▸ **REQUIREMENTS**: Write out each entry again. Keep every word exactly as it is.
==== EXTRACTED ENTRIES
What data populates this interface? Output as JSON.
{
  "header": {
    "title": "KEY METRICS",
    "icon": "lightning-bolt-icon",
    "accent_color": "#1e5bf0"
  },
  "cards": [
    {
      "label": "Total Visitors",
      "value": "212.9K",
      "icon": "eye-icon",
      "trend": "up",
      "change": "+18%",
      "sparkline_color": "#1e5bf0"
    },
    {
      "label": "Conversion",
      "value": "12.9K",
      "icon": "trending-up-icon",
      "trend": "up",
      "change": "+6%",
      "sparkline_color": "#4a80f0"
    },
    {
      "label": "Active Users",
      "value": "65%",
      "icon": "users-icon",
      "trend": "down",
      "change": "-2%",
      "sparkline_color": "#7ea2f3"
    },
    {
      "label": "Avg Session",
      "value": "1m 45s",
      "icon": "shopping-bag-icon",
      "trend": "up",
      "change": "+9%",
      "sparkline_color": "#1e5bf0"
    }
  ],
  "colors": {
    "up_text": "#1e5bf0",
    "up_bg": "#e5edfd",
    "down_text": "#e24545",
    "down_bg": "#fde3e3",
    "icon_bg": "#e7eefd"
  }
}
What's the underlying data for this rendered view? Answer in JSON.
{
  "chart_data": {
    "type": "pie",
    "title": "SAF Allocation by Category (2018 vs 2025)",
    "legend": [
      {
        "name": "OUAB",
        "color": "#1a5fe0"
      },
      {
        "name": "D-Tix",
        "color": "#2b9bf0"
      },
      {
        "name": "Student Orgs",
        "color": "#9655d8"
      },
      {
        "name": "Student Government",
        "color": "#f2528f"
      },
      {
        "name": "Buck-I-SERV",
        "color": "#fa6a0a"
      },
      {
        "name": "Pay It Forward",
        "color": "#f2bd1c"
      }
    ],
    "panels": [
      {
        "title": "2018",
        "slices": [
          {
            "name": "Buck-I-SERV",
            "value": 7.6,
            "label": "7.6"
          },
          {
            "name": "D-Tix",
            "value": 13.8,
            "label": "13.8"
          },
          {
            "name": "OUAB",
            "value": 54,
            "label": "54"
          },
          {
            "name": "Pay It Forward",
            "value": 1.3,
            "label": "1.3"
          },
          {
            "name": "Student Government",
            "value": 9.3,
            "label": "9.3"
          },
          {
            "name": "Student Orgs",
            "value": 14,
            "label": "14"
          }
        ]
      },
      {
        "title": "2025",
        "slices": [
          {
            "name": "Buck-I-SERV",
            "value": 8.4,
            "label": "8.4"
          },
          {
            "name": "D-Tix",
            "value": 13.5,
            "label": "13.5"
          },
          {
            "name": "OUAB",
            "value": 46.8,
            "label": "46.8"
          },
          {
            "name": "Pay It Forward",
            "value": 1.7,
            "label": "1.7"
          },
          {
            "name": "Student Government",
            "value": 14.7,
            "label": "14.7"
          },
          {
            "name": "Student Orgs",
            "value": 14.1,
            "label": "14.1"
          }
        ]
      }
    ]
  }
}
========
▸ **RESULT FOR THIS TASK**:
What data populates this interface? Output as JSON.
{
  "header": {
    "title": "KEY METRICS",
    "icon": "lightning-bolt-icon",
    "accent_color": "#1e5bf0"
  },
  "cards": [
    {
      "label": "Total Visitors",
      "value": "212.9K",
      "icon": "eye-icon",
      "trend": "up",
      "change": "+18%",
      "sparkline_color": "#1e5bf0"
    },
    {
      "label": "Conversion",
      "value": "12.9K",
      "icon": "trending-up-icon",
      "trend": "up",
      "change": "+6%",
      "sparkline_color": "#4a80f0"
    },
    {
      "label": "Active Users",
      "value": "65%",
      "icon": "users-icon",
      "trend": "down",
      "change": "-2%",
      "sparkline_color": "#7ea2f3"
    },
    {
      "label": "Avg Session",
      "value": "1m 45s",
      "icon": "shopping-bag-icon",
      "trend": "up",
      "change": "+9%",
      "sparkline_color": "#1e5bf0"
    }
  ],
  "colors": {
    "up_text": "#1e5bf0",
    "up_bg": "#e5edfd",
    "down_text": "#e24545",
    "down_bg": "#fde3e3",
    "icon_bg": "#e7eefd"
  }
}
What's the underlying data for this rendered view? Answer in JSON.
{
  "chart_data": {
    "type": "pie",
    "title": "SAF Allocation by Category (2018 vs 2025)",
    "legend": [
      {
        "name": "OUAB",
        "color": "#1a5fe0"
      },
      {
        "name": "D-Tix",
        "color": "#2b9bf0"
      },
      {
        "name": "Student Orgs",
        "color": "#9655d8"
      },
      {
        "name": "Student Government",
        "color": "#f2528f"
      },
      {
        "name": "Buck-I-SERV",
        "color": "#fa6a0a"
      },
      {
        "name": "Pay It Forward",
        "color": "#f2bd1c"
      }
    ],
    "panels": [
      {
        "title": "2018",
        "slices": [
          {
            "name": "Buck-I-SERV",
            "value": 7.6,
            "label": "7.6"
          },
          {
            "name": "D-Tix",
            "value": 13.8,
            "label": "13.8"
          },
          {
            "name": "OUAB",
            "value": 54,
            "label": "54"
          },
          {
            "name": "Pay It Forward",
            "value": 1.3,
            "label": "1.3"
          },
          {
            "name": "Student Government",
            "value": 9.3,
            "label": "9.3"
          },
          {
            "name": "Student Orgs",
            "value": 14,
            "label": "14"
          }
        ]
      },
      {
        "title": "2025",
        "slices": [
          {
            "name": "Buck-I-SERV",
            "value": 8.4,
            "label": "8.4"
          },
          {
            "name": "D-Tix",
            "value": 13.5,
            "label": "13.5"
          },
          {
            "name": "OUAB",
            "value": 46.8,
            "label": "46.8"
          },
          {
            "name": "Pay It Forward",
            "value": 1.7,
            "label": "1.7"
          },
          {
            "name": "Student Government",
            "value": 14.7,
            "label": "14.7"
          },
          {
            "name": "Student Orgs",
            "value": 14.1,
            "label": "14.1"
          }
        ]
      }
    ]
  }
}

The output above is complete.